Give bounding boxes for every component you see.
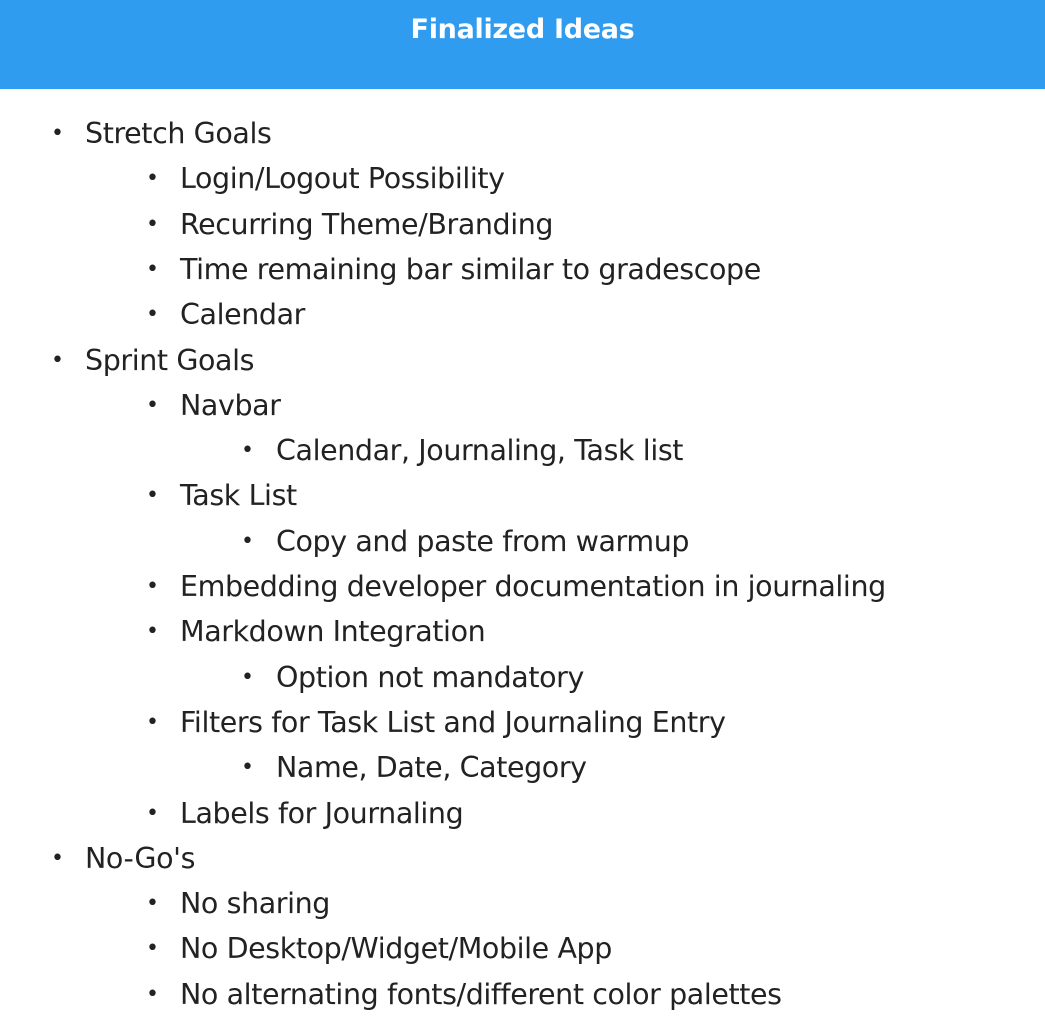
list-item-label: Sprint Goals	[85, 343, 255, 377]
list-item: • Option not mandatory	[0, 655, 1045, 700]
bullet-icon: •	[146, 166, 159, 192]
page-title: Finalized Ideas	[410, 14, 635, 45]
list-item: • Markdown Integration	[0, 609, 1045, 654]
list-item-label: Option not mandatory	[276, 660, 584, 694]
list-item: • Sprint Goals	[0, 338, 1045, 383]
list-item: • Labels for Journaling	[0, 791, 1045, 836]
list-item: • Calendar	[0, 292, 1045, 337]
list-item: • Stretch Goals	[0, 111, 1045, 156]
bullet-icon: •	[146, 619, 159, 645]
list-item-label: No-Go's	[85, 841, 196, 875]
bullet-icon: •	[146, 211, 159, 237]
list-item: • Task List	[0, 473, 1045, 518]
list-item: • No-Go's	[0, 836, 1045, 881]
list-item-label: Task List	[180, 479, 297, 513]
list-item: • No alternating fonts/different color pa…	[0, 972, 1045, 1017]
bullet-icon: •	[146, 891, 159, 917]
bullet-icon: •	[241, 438, 254, 464]
list-item-label: No alternating fonts/different color pal…	[180, 977, 782, 1011]
bullet-icon: •	[241, 755, 254, 781]
list-item: • No sharing	[0, 881, 1045, 926]
bullet-icon: •	[146, 574, 159, 599]
bullet-icon: •	[146, 709, 159, 735]
list-item-label: Markdown Integration	[180, 615, 486, 649]
list-item-label: Login/Logout Possibility	[180, 162, 505, 196]
list-item-label: Copy and paste from warmup	[276, 524, 690, 558]
bullet-icon: •	[51, 121, 64, 146]
list-item-label: Calendar, Journaling, Task list	[276, 434, 684, 468]
list-item: • Embedding developer documentation in jo…	[0, 564, 1045, 609]
list-item-label: Time remaining bar similar to gradescope	[180, 252, 761, 286]
list-item-label: Filters for Task List and Journaling Ent…	[180, 705, 726, 739]
bullet-icon: •	[146, 981, 159, 1007]
bullet-icon: •	[146, 800, 159, 826]
bullet-icon: •	[146, 483, 159, 509]
bullet-icon: •	[146, 302, 159, 328]
list-item-label: No sharing	[180, 887, 330, 921]
list-item-label: Embedding developer documentation in jou…	[180, 570, 886, 603]
list-item-label: Stretch Goals	[85, 117, 272, 150]
list-item: • No Desktop/Widget/Mobile App	[0, 926, 1045, 971]
list-item: • Time remaining bar similar to gradescop…	[0, 247, 1045, 292]
bullet-icon: •	[51, 347, 64, 373]
list-item-label: Recurring Theme/Branding	[180, 207, 554, 241]
list-item: • Recurring Theme/Branding	[0, 202, 1045, 247]
bullet-icon: •	[241, 664, 254, 690]
list-item: • Copy and paste from warmup	[0, 519, 1045, 564]
list-item-label: Labels for Journaling	[180, 796, 464, 830]
bullet-icon: •	[146, 936, 159, 962]
bullet-icon: •	[146, 392, 159, 418]
list-item: • Name, Date, Category	[0, 745, 1045, 790]
header-bar: Finalized Ideas	[0, 0, 1045, 89]
bullet-icon: •	[146, 256, 159, 282]
list-item-label: Name, Date, Category	[276, 751, 587, 785]
list-item: • Login/Logout Possibility	[0, 156, 1045, 201]
list-item-label: No Desktop/Widget/Mobile App	[180, 932, 612, 966]
bullet-icon: •	[51, 845, 64, 871]
list-item: • Navbar	[0, 383, 1045, 428]
list-item-label: Calendar	[180, 298, 305, 332]
list-item: • Filters for Task List and Journaling En…	[0, 700, 1045, 745]
bullet-icon: •	[241, 528, 254, 554]
list-item: • Calendar, Journaling, Task list	[0, 428, 1045, 473]
list-item-label: Navbar	[180, 388, 281, 422]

__________

WHAT YOU HAVE TO DO: Rewrite the rows between the line holding "343, 255, 377]" and the line holding "709, 159, 735]", inclusive, putting "Core Goals" in place of "Sprint Goals" and leaving everything else as it is.

TASK RESULT:
list-item-label: Core Goals	[85, 343, 255, 377]
list-item: • Option not mandatory	[0, 655, 1045, 700]
bullet-icon: •	[146, 166, 159, 192]
page-title: Finalized Ideas	[410, 14, 635, 45]
list-item: • Markdown Integration	[0, 609, 1045, 654]
list-item-label: Option not mandatory	[276, 660, 584, 694]
list-item: • Core Goals	[0, 338, 1045, 383]
list-item: • Labels for Journaling	[0, 791, 1045, 836]
list-item: • Calendar	[0, 292, 1045, 337]
list-item: • Stretch Goals	[0, 111, 1045, 156]
bullet-icon: •	[146, 619, 159, 645]
list-item-label: No-Go's	[85, 841, 196, 875]
bullet-icon: •	[146, 211, 159, 237]
list-item: • Task List	[0, 473, 1045, 518]
list-item: • No-Go's	[0, 836, 1045, 881]
list-item-label: Task List	[180, 479, 297, 513]
list-item: • No alternating fonts/different color pa…	[0, 972, 1045, 1017]
bullet-icon: •	[146, 891, 159, 917]
bullet-icon: •	[241, 438, 254, 464]
list-item-label: No alternating fonts/different color pal…	[180, 977, 782, 1011]
bullet-icon: •	[241, 755, 254, 781]
list-item: • No sharing	[0, 881, 1045, 926]
bullet-icon: •	[146, 574, 159, 599]
bullet-icon: •	[146, 709, 159, 735]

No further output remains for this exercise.